- Prompt -
Give the listing below again in full, exactly as written.

#####

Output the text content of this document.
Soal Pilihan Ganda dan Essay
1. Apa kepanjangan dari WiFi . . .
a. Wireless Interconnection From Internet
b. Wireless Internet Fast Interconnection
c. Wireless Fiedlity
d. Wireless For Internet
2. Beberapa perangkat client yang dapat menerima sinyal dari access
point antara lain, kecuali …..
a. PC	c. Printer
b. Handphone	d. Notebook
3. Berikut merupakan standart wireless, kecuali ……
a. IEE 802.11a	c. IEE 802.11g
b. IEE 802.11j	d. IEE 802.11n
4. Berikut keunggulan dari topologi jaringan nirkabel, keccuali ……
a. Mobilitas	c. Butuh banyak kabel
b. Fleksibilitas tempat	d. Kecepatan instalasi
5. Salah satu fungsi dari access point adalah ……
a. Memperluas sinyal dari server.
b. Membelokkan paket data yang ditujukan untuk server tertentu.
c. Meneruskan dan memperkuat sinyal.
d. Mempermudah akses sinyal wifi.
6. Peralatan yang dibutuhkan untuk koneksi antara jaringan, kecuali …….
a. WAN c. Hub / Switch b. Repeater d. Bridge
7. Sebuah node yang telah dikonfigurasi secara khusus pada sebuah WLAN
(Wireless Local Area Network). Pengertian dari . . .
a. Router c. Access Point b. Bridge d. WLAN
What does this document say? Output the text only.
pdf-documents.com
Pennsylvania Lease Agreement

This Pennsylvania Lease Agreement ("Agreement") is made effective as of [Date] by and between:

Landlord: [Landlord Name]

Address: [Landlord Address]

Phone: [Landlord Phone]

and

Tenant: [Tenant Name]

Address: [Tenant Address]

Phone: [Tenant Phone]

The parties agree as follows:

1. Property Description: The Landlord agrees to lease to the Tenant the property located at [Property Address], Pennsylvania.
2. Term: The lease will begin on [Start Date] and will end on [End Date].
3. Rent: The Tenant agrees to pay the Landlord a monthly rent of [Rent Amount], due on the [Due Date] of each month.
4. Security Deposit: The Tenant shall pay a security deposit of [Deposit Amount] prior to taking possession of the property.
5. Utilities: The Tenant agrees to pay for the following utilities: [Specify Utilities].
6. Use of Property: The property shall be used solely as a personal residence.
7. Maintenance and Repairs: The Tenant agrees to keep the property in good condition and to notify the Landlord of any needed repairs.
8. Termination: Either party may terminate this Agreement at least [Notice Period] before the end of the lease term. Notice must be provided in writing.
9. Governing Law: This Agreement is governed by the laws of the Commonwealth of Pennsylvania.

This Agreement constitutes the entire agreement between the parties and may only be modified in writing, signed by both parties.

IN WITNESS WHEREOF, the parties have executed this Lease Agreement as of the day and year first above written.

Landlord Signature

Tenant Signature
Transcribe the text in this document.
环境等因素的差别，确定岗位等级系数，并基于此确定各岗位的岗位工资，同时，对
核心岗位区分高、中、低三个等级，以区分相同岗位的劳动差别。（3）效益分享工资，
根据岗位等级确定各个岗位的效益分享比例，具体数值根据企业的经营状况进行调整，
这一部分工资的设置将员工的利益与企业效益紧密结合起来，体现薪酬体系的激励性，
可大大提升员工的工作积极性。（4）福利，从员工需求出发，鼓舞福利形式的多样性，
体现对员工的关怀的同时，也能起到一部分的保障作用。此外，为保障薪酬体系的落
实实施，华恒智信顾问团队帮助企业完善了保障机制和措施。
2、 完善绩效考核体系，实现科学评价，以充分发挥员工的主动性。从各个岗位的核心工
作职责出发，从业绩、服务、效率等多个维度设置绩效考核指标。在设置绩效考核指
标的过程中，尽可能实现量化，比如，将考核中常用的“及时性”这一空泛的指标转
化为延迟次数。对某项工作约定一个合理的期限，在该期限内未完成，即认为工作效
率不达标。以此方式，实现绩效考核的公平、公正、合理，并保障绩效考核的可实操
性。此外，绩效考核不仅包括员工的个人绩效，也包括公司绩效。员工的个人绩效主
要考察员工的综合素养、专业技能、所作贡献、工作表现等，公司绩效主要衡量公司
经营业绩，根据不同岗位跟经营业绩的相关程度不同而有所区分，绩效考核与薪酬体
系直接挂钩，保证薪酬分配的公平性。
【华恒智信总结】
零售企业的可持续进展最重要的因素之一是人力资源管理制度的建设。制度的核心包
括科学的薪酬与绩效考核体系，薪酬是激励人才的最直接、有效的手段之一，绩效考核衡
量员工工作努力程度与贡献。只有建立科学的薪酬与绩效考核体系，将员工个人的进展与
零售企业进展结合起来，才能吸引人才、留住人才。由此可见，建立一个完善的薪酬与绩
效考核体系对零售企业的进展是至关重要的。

#####

- Complete response -
Output the text content of this document.
Soal Pilihan Ganda dan Essay
1. Apa kepanjangan dari WiFi . . .
a. Wireless Interconnection From Internet
b. Wireless Internet Fast Interconnection
c. Wireless Fiedlity
d. Wireless For Internet
2. Beberapa perangkat client yang dapat menerima sinyal dari access
point antara lain, kecuali …..
a. PC	c. Printer
b. Handphone	d. Notebook
3. Berikut merupakan standart wireless, kecuali ……
a. IEE 802.11a	c. IEE 802.11g
b. IEE 802.11j	d. IEE 802.11n
4. Berikut keunggulan dari topologi jaringan nirkabel, keccuali ……
a. Mobilitas	c. Butuh banyak kabel
b. Fleksibilitas tempat	d. Kecepatan instalasi
5. Salah satu fungsi dari access point adalah ……
a. Memperluas sinyal dari server.
b. Membelokkan paket data yang ditujukan untuk server tertentu.
c. Meneruskan dan memperkuat sinyal.
d. Mempermudah akses sinyal wifi.
6. Peralatan yang dibutuhkan untuk koneksi antara jaringan, kecuali …….
a. WAN c. Hub / Switch b. Repeater d. Bridge
7. Sebuah node yang telah dikonfigurasi secara khusus pada sebuah WLAN
(Wireless Local Area Network). Pengertian dari . . .
a. Router c. Access Point b. Bridge d. WLAN
What does this document say? Output the text only.
pdf-documents.com
Pennsylvania Lease Agreement

This Pennsylvania Lease Agreement ("Agreement") is made effective as of [Date] by and between:

Landlord: [Landlord Name]

Address: [Landlord Address]

Phone: [Landlord Phone]

and

Tenant: [Tenant Name]

Address: [Tenant Address]

Phone: [Tenant Phone]

The parties agree as follows:

1. Property Description: The Landlord agrees to lease to the Tenant the property located at [Property Address], Pennsylvania.
2. Term: The lease will begin on [Start Date] and will end on [End Date].
3. Rent: The Tenant agrees to pay the Landlord a monthly rent of [Rent Amount], due on the [Due Date] of each month.
4. Security Deposit: The Tenant shall pay a security deposit of [Deposit Amount] prior to taking possession of the property.
5. Utilities: The Tenant agrees to pay for the following utilities: [Specify Utilities].
6. Use of Property: The property shall be used solely as a personal residence.
7. Maintenance and Repairs: The Tenant agrees to keep the property in good condition and to notify the Landlord of any needed repairs.
8. Termination: Either party may terminate this Agreement at least [Notice Period] before the end of the lease term. Notice must be provided in writing.
9. Governing Law: This Agreement is governed by the laws of the Commonwealth of Pennsylvania.

This Agreement constitutes the entire agreement between the parties and may only be modified in writing, signed by both parties.

IN WITNESS WHEREOF, the parties have executed this Lease Agreement as of the day and year first above written.

Landlord Signature

Tenant Signature
Transcribe the text in this document.
环境等因素的差别，确定岗位等级系数，并基于此确定各岗位的岗位工资，同时，对
核心岗位区分高、中、低三个等级，以区分相同岗位的劳动差别。（3）效益分享工资，
根据岗位等级确定各个岗位的效益分享比例，具体数值根据企业的经营状况进行调整，
这一部分工资的设置将员工的利益与企业效益紧密结合起来，体现薪酬体系的激励性，
可大大提升员工的工作积极性。（4）福利，从员工需求出发，鼓舞福利形式的多样性，
体现对员工的关怀的同时，也能起到一部分的保障作用。此外，为保障薪酬体系的落
实实施，华恒智信顾问团队帮助企业完善了保障机制和措施。
2、 完善绩效考核体系，实现科学评价，以充分发挥员工的主动性。从各个岗位的核心工
作职责出发，从业绩、服务、效率等多个维度设置绩效考核指标。在设置绩效考核指
标的过程中，尽可能实现量化，比如，将考核中常用的“及时性”这一空泛的指标转
化为延迟次数。对某项工作约定一个合理的期限，在该期限内未完成，即认为工作效
率不达标。以此方式，实现绩效考核的公平、公正、合理，并保障绩效考核的可实操
性。此外，绩效考核不仅包括员工的个人绩效，也包括公司绩效。员工的个人绩效主
要考察员工的综合素养、专业技能、所作贡献、工作表现等，公司绩效主要衡量公司
经营业绩，根据不同岗位跟经营业绩的相关程度不同而有所区分，绩效考核与薪酬体
系直接挂钩，保证薪酬分配的公平性。
【华恒智信总结】
零售企业的可持续进展最重要的因素之一是人力资源管理制度的建设。制度的核心包
括科学的薪酬与绩效考核体系，薪酬是激励人才的最直接、有效的手段之一，绩效考核衡
量员工工作努力程度与贡献。只有建立科学的薪酬与绩效考核体系，将员工个人的进展与
零售企业进展结合起来，才能吸引人才、留住人才。由此可见，建立一个完善的薪酬与绩
效考核体系对零售企业的进展是至关重要的。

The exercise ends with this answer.